# Exercise goal
Write out the entries verbatim and leave the images out of the copy.

----------------------------------------

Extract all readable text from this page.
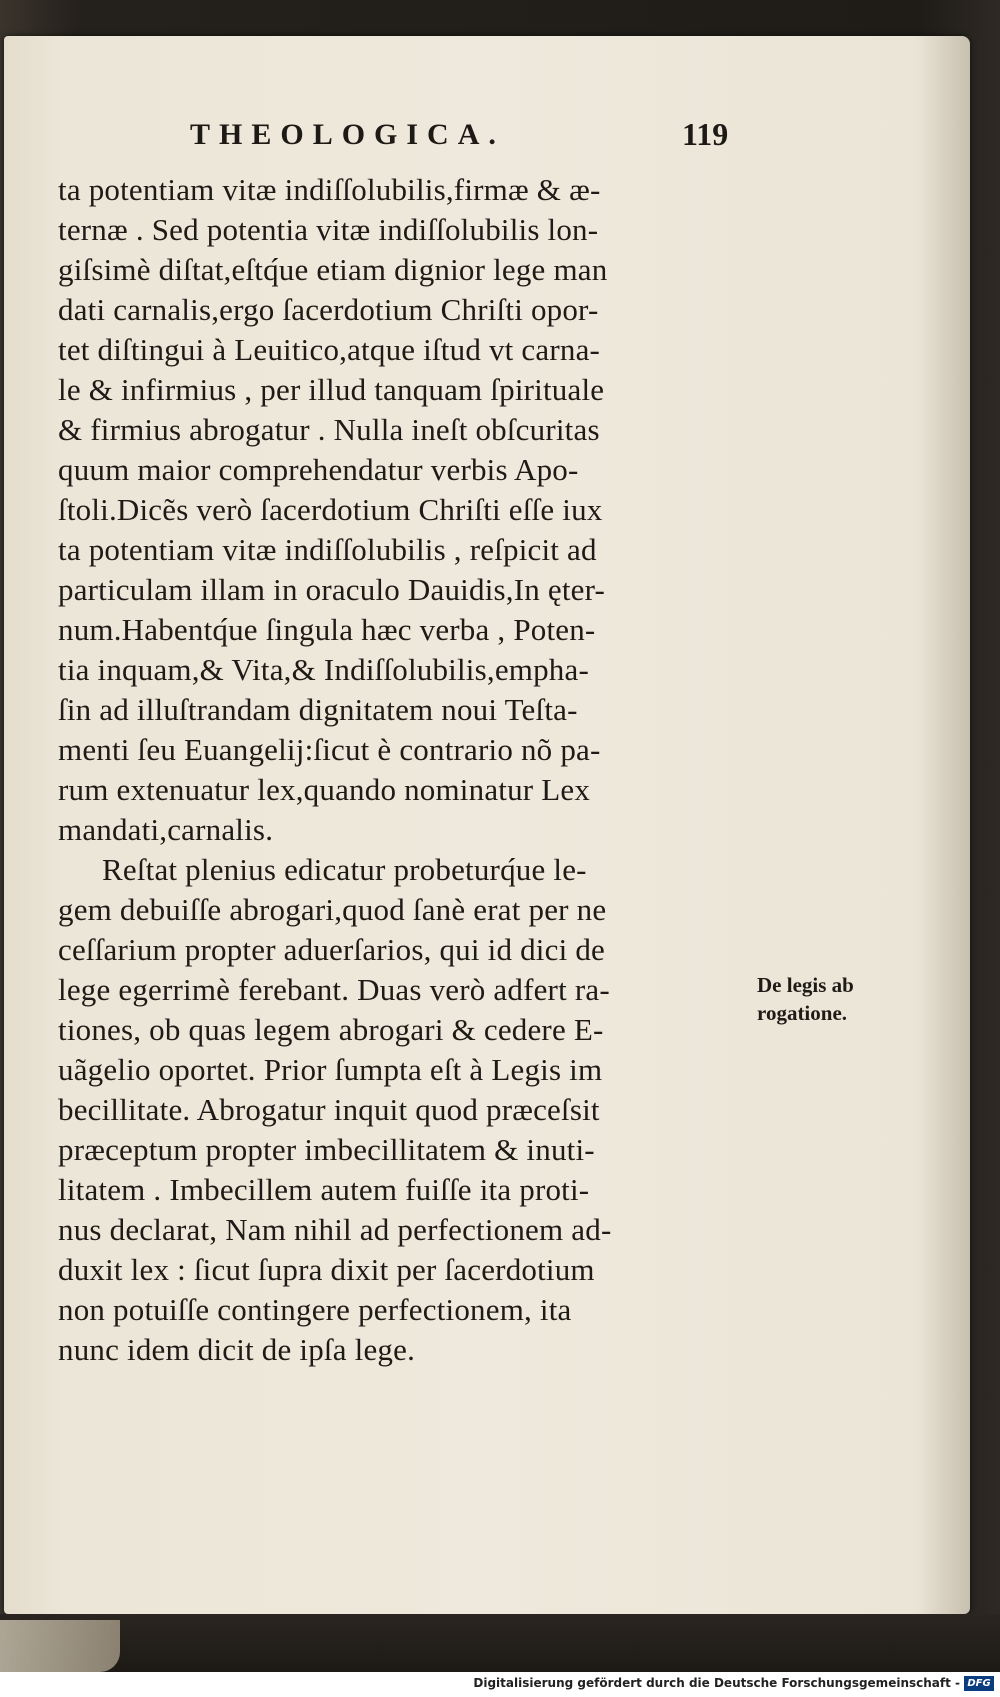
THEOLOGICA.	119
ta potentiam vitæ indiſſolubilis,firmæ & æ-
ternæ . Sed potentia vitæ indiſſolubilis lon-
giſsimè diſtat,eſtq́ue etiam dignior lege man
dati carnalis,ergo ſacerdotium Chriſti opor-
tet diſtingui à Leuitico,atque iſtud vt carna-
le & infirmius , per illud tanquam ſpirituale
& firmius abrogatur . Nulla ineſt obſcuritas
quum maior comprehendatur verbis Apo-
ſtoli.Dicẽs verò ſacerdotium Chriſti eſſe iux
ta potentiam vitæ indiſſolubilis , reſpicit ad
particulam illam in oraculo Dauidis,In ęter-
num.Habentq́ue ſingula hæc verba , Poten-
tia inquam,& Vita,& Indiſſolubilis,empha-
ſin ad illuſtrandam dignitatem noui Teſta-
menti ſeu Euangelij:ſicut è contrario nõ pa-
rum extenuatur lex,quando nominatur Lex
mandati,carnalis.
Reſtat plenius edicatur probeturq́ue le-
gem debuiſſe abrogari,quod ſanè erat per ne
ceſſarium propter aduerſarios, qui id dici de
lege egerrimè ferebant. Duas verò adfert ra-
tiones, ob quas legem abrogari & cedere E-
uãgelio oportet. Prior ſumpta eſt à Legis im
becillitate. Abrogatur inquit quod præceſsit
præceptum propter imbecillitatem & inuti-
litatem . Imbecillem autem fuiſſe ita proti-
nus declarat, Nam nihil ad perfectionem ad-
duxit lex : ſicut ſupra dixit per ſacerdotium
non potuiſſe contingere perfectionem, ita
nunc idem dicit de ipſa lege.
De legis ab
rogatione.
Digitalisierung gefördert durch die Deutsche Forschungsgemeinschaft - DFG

----------------------------------------

# Finished exercise
Extract all readable text from this page.
THEOLOGICA.	119
ta potentiam vitæ indiſſolubilis,firmæ & æ-
ternæ . Sed potentia vitæ indiſſolubilis lon-
giſsimè diſtat,eſtq́ue etiam dignior lege man
dati carnalis,ergo ſacerdotium Chriſti opor-
tet diſtingui à Leuitico,atque iſtud vt carna-
le & infirmius , per illud tanquam ſpirituale
& firmius abrogatur . Nulla ineſt obſcuritas
quum maior comprehendatur verbis Apo-
ſtoli.Dicẽs verò ſacerdotium Chriſti eſſe iux
ta potentiam vitæ indiſſolubilis , reſpicit ad
particulam illam in oraculo Dauidis,In ęter-
num.Habentq́ue ſingula hæc verba , Poten-
tia inquam,& Vita,& Indiſſolubilis,empha-
ſin ad illuſtrandam dignitatem noui Teſta-
menti ſeu Euangelij:ſicut è contrario nõ pa-
rum extenuatur lex,quando nominatur Lex
mandati,carnalis.
Reſtat plenius edicatur probeturq́ue le-
gem debuiſſe abrogari,quod ſanè erat per ne
ceſſarium propter aduerſarios, qui id dici de
lege egerrimè ferebant. Duas verò adfert ra-
tiones, ob quas legem abrogari & cedere E-
uãgelio oportet. Prior ſumpta eſt à Legis im
becillitate. Abrogatur inquit quod præceſsit
præceptum propter imbecillitatem & inuti-
litatem . Imbecillem autem fuiſſe ita proti-
nus declarat, Nam nihil ad perfectionem ad-
duxit lex : ſicut ſupra dixit per ſacerdotium
non potuiſſe contingere perfectionem, ita
nunc idem dicit de ipſa lege.
De legis ab
rogatione.
Digitalisierung gefördert durch die Deutsche Forschungsgemeinschaft - DFG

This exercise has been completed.